**Directive**
Write out each line that follows exactly as it stands, without the pictures.

**Records**

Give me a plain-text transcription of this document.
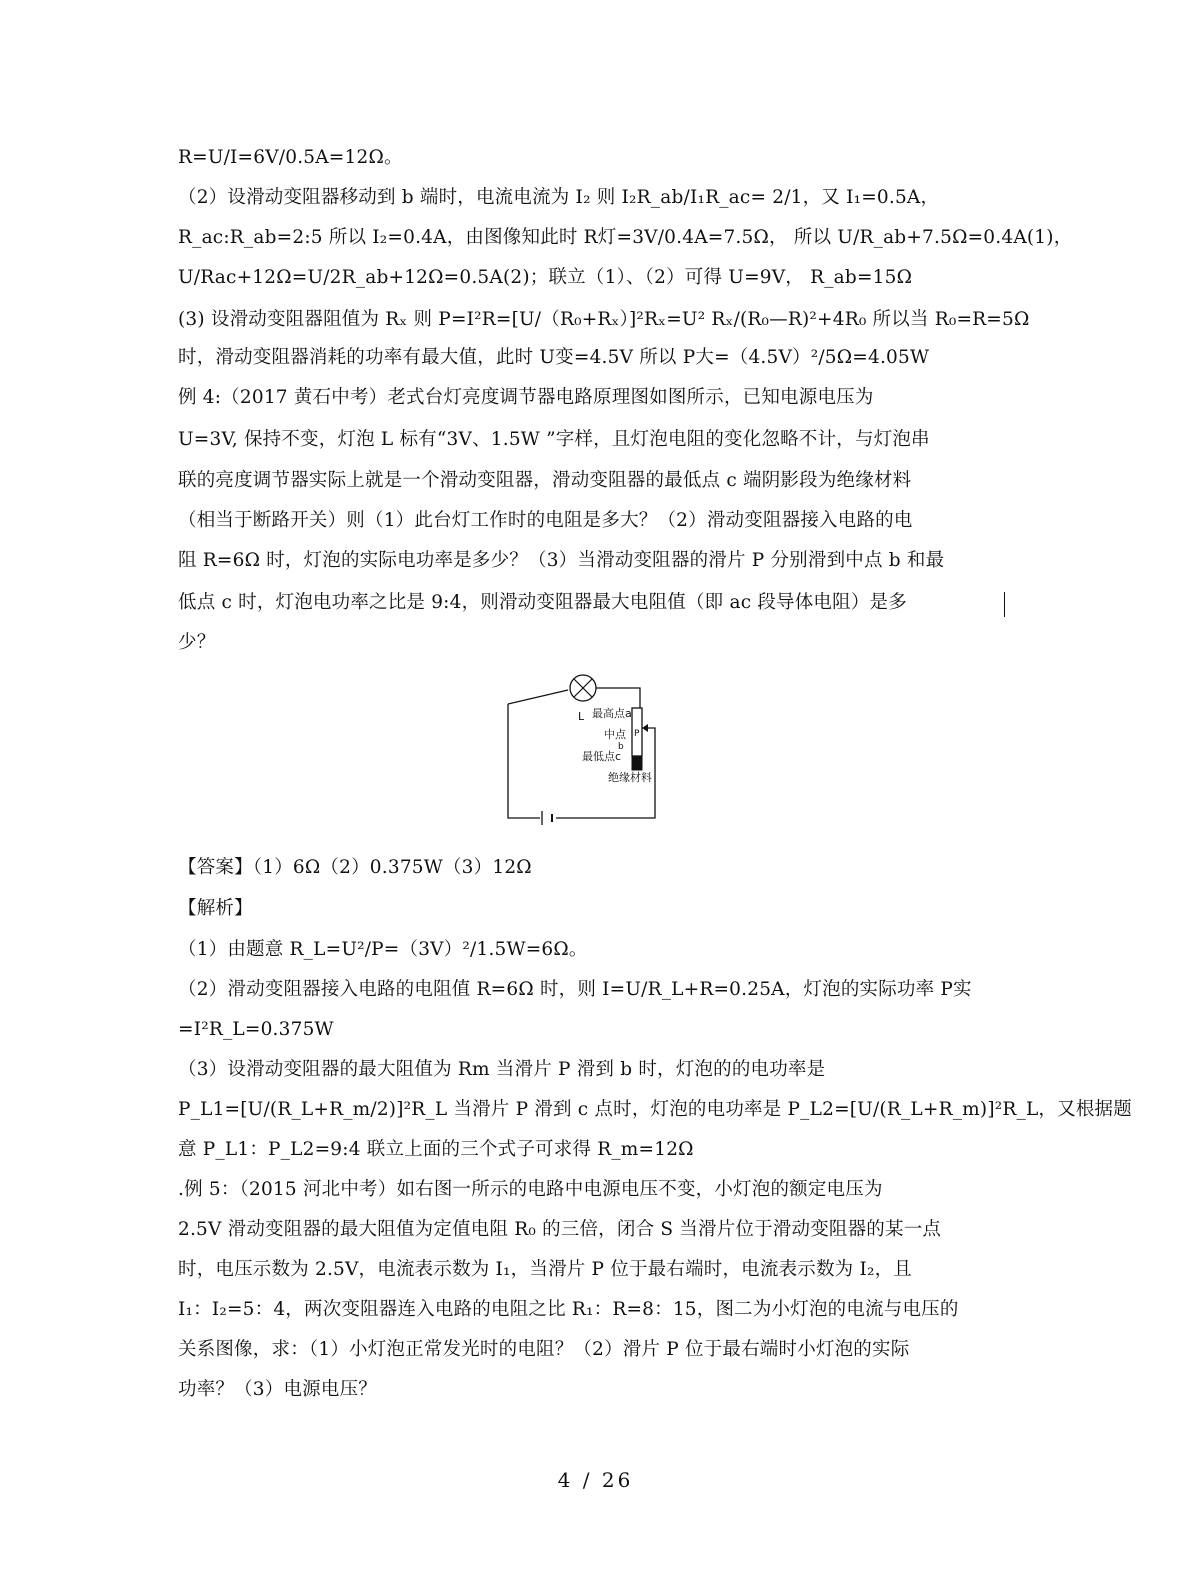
R=U/I=6V/0.5A=12Ω。
（2）设滑动变阻器移动到 b 端时，电流电流为 I₂ 则 I₂R_ab/I₁R_ac= 2/1，又 I₁=0.5A，
R_ac:R_ab=2:5 所以 I₂=0.4A，由图像知此时 R灯=3V/0.4A=7.5Ω， 所以 U/R_ab+7.5Ω=0.4A(1)，
U/Rac+12Ω=U/2R_ab+12Ω=0.5A(2)；联立（1）、（2）可得 U=9V， R_ab=15Ω
(3) 设滑动变阻器阻值为 Rₓ 则 P=I²R=[U/（R₀+Rₓ）]²Rₓ=U² Rₓ/(R₀—R)²+4R₀ 所以当 R₀=R=5Ω
时，滑动变阻器消耗的功率有最大值，此时 U变=4.5V 所以 P大=（4.5V）²/5Ω=4.05W
例 4:（2017 黄石中考）老式台灯亮度调节器电路原理图如图所示，已知电源电压为
U=3V, 保持不变，灯泡 L 标有“3V、1.5W ”字样，且灯泡电阻的变化忽略不计，与灯泡串
联的亮度调节器实际上就是一个滑动变阻器，滑动变阻器的最低点 c 端阴影段为绝缘材料
（相当于断路开关）则（1）此台灯工作时的电阻是多大？（2）滑动变阻器接入电路的电
阻 R=6Ω 时，灯泡的实际电功率是多少？（3）当滑动变阻器的滑片 P 分别滑到中点 b 和最
低点 c 时，灯泡电功率之比是 9:4，则滑动变阻器最大电阻值（即 ac 段导体电阻）是多
少？
L 最高点a
中点 P
b
最低点c
绝缘材料
【答案】（1）6Ω（2）0.375W（3）12Ω
【解析】
（1）由题意 R_L=U²/P=（3V）²/1.5W=6Ω。
（2）滑动变阻器接入电路的电阻值 R=6Ω 时，则 I=U/R_L+R=0.25A，灯泡的实际功率 P实
=I²R_L=0.375W
（3）设滑动变阻器的最大阻值为 Rm 当滑片 P 滑到 b 时，灯泡的的电功率是
P_L1=[U/(R_L+R_m/2)]²R_L 当滑片 P 滑到 c 点时，灯泡的电功率是 P_L2=[U/(R_L+R_m)]²R_L，又根据题
意 P_L1：P_L2=9:4 联立上面的三个式子可求得 R_m=12Ω
.例 5：（2015 河北中考）如右图一所示的电路中电源电压不变，小灯泡的额定电压为
2.5V 滑动变阻器的最大阻值为定值电阻 R₀ 的三倍，闭合 S 当滑片位于滑动变阻器的某一点
时，电压示数为 2.5V，电流表示数为 I₁，当滑片 P 位于最右端时，电流表示数为 I₂，且
I₁：I₂=5：4，两次变阻器连入电路的电阻之比 R₁：R=8：15，图二为小灯泡的电流与电压的
关系图像，求：（1）小灯泡正常发光时的电阻？（2）滑片 P 位于最右端时小灯泡的实际
功率？（3）电源电压？
4 / 26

**Full output**
Give me a plain-text transcription of this document.
R=U/I=6V/0.5A=12Ω。
（2）设滑动变阻器移动到 b 端时，电流电流为 I₂ 则 I₂R_ab/I₁R_ac= 2/1，又 I₁=0.5A，
R_ac:R_ab=2:5 所以 I₂=0.4A，由图像知此时 R灯=3V/0.4A=7.5Ω， 所以 U/R_ab+7.5Ω=0.4A(1)，
U/Rac+12Ω=U/2R_ab+12Ω=0.5A(2)；联立（1）、（2）可得 U=9V， R_ab=15Ω
(3) 设滑动变阻器阻值为 Rₓ 则 P=I²R=[U/（R₀+Rₓ）]²Rₓ=U² Rₓ/(R₀—R)²+4R₀ 所以当 R₀=R=5Ω
时，滑动变阻器消耗的功率有最大值，此时 U变=4.5V 所以 P大=（4.5V）²/5Ω=4.05W
例 4:（2017 黄石中考）老式台灯亮度调节器电路原理图如图所示，已知电源电压为
U=3V, 保持不变，灯泡 L 标有“3V、1.5W ”字样，且灯泡电阻的变化忽略不计，与灯泡串
联的亮度调节器实际上就是一个滑动变阻器，滑动变阻器的最低点 c 端阴影段为绝缘材料
（相当于断路开关）则（1）此台灯工作时的电阻是多大？（2）滑动变阻器接入电路的电
阻 R=6Ω 时，灯泡的实际电功率是多少？（3）当滑动变阻器的滑片 P 分别滑到中点 b 和最
低点 c 时，灯泡电功率之比是 9:4，则滑动变阻器最大电阻值（即 ac 段导体电阻）是多
少？
L 最高点a
中点 P
b
最低点c
绝缘材料
【答案】（1）6Ω（2）0.375W（3）12Ω
【解析】
（1）由题意 R_L=U²/P=（3V）²/1.5W=6Ω。
（2）滑动变阻器接入电路的电阻值 R=6Ω 时，则 I=U/R_L+R=0.25A，灯泡的实际功率 P实
=I²R_L=0.375W
（3）设滑动变阻器的最大阻值为 Rm 当滑片 P 滑到 b 时，灯泡的的电功率是
P_L1=[U/(R_L+R_m/2)]²R_L 当滑片 P 滑到 c 点时，灯泡的电功率是 P_L2=[U/(R_L+R_m)]²R_L，又根据题
意 P_L1：P_L2=9:4 联立上面的三个式子可求得 R_m=12Ω
.例 5：（2015 河北中考）如右图一所示的电路中电源电压不变，小灯泡的额定电压为
2.5V 滑动变阻器的最大阻值为定值电阻 R₀ 的三倍，闭合 S 当滑片位于滑动变阻器的某一点
时，电压示数为 2.5V，电流表示数为 I₁，当滑片 P 位于最右端时，电流表示数为 I₂，且
I₁：I₂=5：4，两次变阻器连入电路的电阻之比 R₁：R=8：15，图二为小灯泡的电流与电压的
关系图像，求：（1）小灯泡正常发光时的电阻？（2）滑片 P 位于最右端时小灯泡的实际
功率？（3）电源电压？
4 / 26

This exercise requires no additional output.